Sobre el Monasterio de la Visitación y las monjas salesas, o visitandinas. Sexto artículo de la serie, por el Pbro. Gonzalo Abadie.
En el episodio de hoy continúa y concluye el relato que la señora Ascensión Alcain hace de su importante participación en la historia de la fundación del monasterio de las visitandinas. Desde joven había sentido la llamada a la vida religiosa, pero, por un motivo u otro, había fracasado en el intento. Con la llegada a Montevideo del P. Isidoro Fernández, director de las carmelitas de la provincia de Salta, en la Argentina, se había decidido a partir con él hacia ese destino geográfico y vocacional. Pero, finalmente, el P. Isidoro —persuadido seguramente por ese grupo de mujeres reunidas en torno a las hermanas García de Zúñiga— se decidió a fundar aquí, en Montevideo, un monasterio, pero no de carmelitas, sino de salesas.
La señora Alcaín recuerda cómo se sumó a esa empresa luego de leer la regla de las monjas visitandinas, y cómo promovió una colecta popular, en setiembre de 1854, para reunir fondos con el fin de comprar el terreno (de la calle Canelones y Gutiérrez Ruiz, donde hoy se encuentra la iglesia y convento de los padres conventuales), y lo que sucedió cuando el presidente Flores se disponía a colocar la piedra fundamental, en el marco de un acto algo aparatoso, el 29 de enero de 1855. El entusiasmo de aquella gente la llevó a comprar un terreno y levantar los edificios antes de que hubiese seguridad de poder traer hermanas salesas al Uruguay, algo que sucedió casi dos años después, a fines de 1856.
Cabe notar, también, la influencia que llegaba a tener un sacerdote llegado desde el exterior, como sucedió con Isidoro Fernández, y antes con el P. Portegueda. Podemos observar, a su vez, la influencia del poder político sobre la Iglesia, cuyo vicario apostólico debía obtener el consentimiento del presidente antes de fundar un monasterio.
En cuanto a los medios temporales yo no poseía sino dos mil pesos, y estos no muy seguros; sin embargo estaba pronta a pedir limosna, para juntar la cantidad precisa. Entonces pensé en juntarme con otras personas piadosas que tenían las mismas intenciones, para hacer con ellas una especie de ensayo de la vida religiosa.
El Sr. Vicario, que como ya hemos visto, había alcanzado ya del Sr. Presidente una licencia reservada, apoyó mis deseos y me empeñó a que me presentara al Sr. Presidente.

[Partes del ejercicio]
1) Responda, con base en el extracto sobre el monasterio de la Visitación, las siguientes preguntas:
(a) ¿En qué mes y año promovió la señora Alcain una colecta popular?
(b) ¿Cuánto dinero dice poseer en medios temporales la persona que narra en primera persona?
(c) ¿Cuándo llegaron finalmente las hermanas salesas al Uruguay?
2) Transcriba sin alteraciones el tramo del extracto sobre el monasterio de la Visitación que va desde "El Sr. Vicario, que" hasta "al Sr. Presidente.".
3) Explique brevemente, según el extracto sobre el monasterio de la Visitación, con qué fin promovió la señora Alcain la colecta popular de 1854.

[Datos proporcionados]
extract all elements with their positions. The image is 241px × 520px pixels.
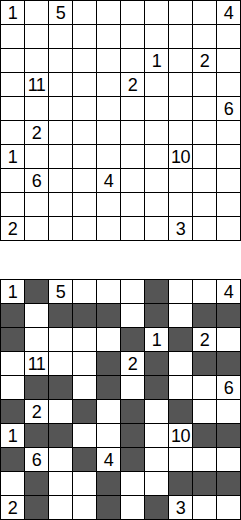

[Respuestas en orden]
1)
(a) En setiembre de 1854.
(b) Dos mil pesos, y no muy seguros.
(c) A fines de 1856.

2)
El Sr. Vicario, que como ya hemos visto, había alcanzado ya del Sr. Presidente una licencia reservada, apoyó mis deseos y me empeñó a que me presentara al Sr. Presidente.

3) La promovió para reunir fondos con el fin de comprar el terreno de la calle Canelones y Gutiérrez Ruiz. Hoy se encuentran allí la iglesia y el convento de los padres conventuales.